= Requirement =
In the listing below, locate the lines that hold the string "this". Copy those lines.

=======

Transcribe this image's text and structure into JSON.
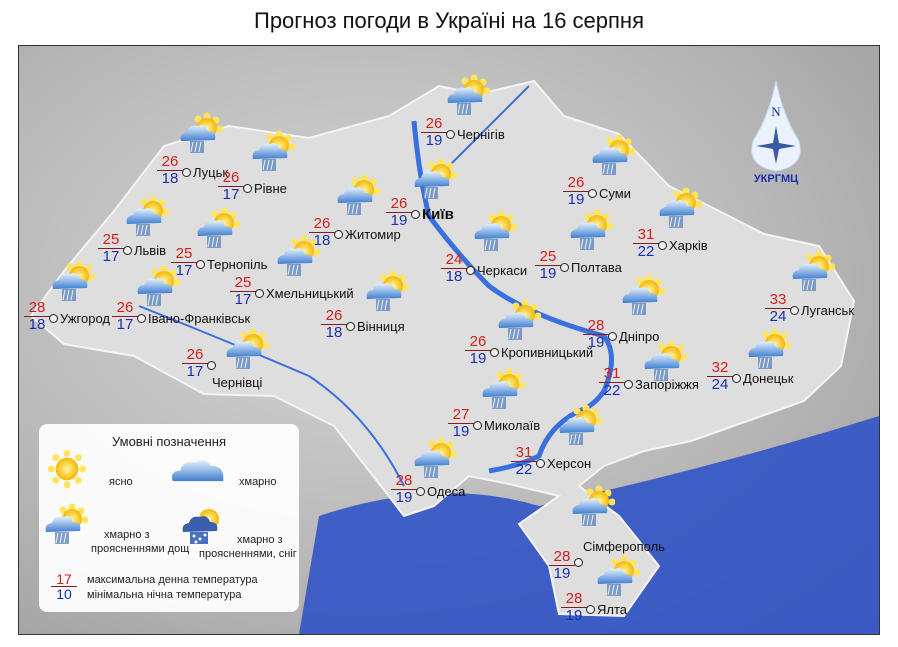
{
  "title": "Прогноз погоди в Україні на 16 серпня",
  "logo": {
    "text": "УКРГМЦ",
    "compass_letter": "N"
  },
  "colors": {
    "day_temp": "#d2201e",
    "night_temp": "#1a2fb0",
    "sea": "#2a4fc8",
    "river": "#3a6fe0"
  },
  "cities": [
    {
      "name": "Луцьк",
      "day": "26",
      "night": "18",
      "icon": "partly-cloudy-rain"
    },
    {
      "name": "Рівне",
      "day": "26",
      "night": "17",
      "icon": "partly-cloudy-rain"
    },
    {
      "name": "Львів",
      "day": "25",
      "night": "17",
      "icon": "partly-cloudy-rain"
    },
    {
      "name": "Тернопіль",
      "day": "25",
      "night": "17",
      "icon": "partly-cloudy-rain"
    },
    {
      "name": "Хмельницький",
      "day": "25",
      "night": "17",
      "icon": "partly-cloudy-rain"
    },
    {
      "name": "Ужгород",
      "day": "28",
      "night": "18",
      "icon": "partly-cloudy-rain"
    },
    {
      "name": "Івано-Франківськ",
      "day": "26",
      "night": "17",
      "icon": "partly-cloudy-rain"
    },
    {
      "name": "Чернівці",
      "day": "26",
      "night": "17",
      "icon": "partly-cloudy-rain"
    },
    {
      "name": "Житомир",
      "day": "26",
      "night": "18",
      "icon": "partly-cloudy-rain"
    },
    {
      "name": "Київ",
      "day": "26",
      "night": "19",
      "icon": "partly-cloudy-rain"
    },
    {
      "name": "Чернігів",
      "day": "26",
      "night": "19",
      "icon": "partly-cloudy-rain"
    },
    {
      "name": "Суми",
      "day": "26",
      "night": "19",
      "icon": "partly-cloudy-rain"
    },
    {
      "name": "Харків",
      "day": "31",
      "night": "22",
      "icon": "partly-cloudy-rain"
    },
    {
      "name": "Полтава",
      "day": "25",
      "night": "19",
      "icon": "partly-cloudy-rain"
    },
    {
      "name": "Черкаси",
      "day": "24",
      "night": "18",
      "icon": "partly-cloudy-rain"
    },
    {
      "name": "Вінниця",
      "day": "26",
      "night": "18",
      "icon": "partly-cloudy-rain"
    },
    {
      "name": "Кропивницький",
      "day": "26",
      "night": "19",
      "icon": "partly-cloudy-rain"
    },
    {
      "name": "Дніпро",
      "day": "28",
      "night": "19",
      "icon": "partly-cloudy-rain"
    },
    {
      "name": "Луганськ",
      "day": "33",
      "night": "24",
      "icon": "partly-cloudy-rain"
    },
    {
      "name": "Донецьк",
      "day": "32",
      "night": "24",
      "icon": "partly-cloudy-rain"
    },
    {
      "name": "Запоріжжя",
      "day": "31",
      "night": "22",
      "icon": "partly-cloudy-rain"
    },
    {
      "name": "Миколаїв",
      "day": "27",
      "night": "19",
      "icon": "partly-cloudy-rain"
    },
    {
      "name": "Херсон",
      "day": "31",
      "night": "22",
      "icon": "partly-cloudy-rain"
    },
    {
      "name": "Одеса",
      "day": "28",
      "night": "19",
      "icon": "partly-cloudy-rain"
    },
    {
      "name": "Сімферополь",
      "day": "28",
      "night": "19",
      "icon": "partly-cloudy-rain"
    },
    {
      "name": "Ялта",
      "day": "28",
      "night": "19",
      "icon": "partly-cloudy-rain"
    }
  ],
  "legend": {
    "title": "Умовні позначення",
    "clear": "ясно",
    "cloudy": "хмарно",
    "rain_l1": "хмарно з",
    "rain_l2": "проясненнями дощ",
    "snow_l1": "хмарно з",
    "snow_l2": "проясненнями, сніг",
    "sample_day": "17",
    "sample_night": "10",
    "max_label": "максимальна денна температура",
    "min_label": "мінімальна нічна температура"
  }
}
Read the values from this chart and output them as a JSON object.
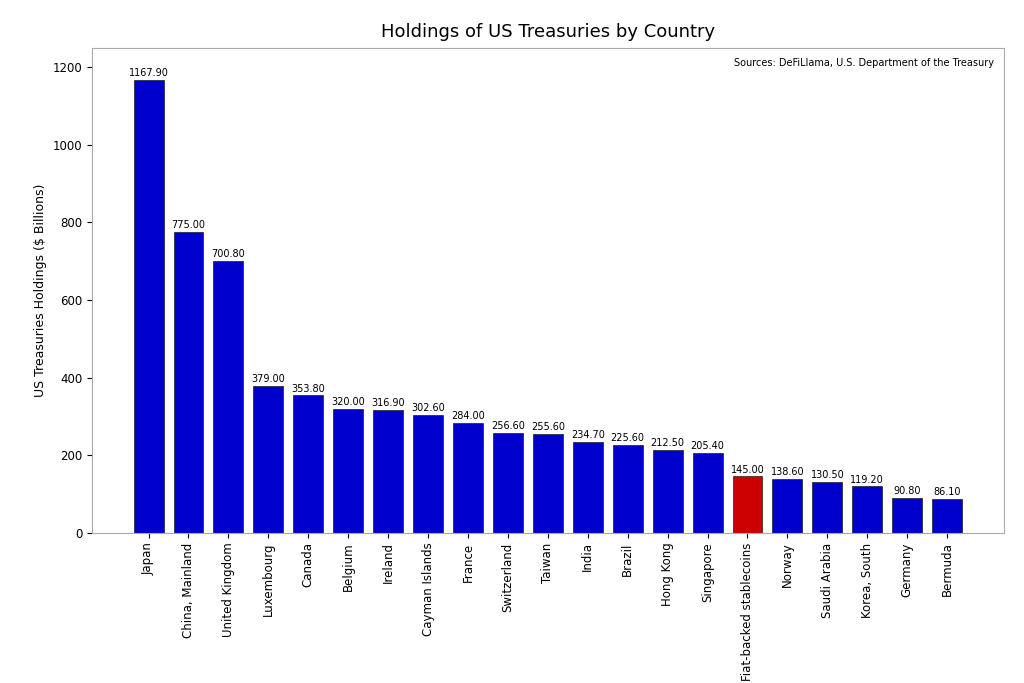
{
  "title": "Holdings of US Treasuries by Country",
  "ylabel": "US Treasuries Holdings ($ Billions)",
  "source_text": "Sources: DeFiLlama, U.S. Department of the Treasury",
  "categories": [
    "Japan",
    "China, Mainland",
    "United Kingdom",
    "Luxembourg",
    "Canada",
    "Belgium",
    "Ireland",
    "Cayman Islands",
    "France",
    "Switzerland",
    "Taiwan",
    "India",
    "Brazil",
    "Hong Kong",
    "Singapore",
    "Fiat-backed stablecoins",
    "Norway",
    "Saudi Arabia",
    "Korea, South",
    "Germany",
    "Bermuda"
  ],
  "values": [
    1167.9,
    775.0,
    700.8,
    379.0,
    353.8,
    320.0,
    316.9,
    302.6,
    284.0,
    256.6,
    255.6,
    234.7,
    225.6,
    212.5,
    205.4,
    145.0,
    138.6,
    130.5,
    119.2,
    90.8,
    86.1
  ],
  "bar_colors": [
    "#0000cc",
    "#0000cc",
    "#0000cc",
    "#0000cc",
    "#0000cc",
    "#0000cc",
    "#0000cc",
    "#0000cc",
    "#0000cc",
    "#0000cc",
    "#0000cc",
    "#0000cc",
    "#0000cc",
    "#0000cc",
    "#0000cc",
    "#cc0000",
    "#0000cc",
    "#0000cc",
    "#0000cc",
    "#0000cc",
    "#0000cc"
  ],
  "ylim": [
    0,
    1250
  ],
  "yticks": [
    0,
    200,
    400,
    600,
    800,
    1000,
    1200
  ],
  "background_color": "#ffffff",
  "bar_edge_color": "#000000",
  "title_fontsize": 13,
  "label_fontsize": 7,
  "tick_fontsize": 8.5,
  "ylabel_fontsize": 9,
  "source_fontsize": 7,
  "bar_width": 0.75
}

=======

= Reply to the task =
Transcribe this image's text and structure into JSON.
Read the values from this chart and output them as a JSON object.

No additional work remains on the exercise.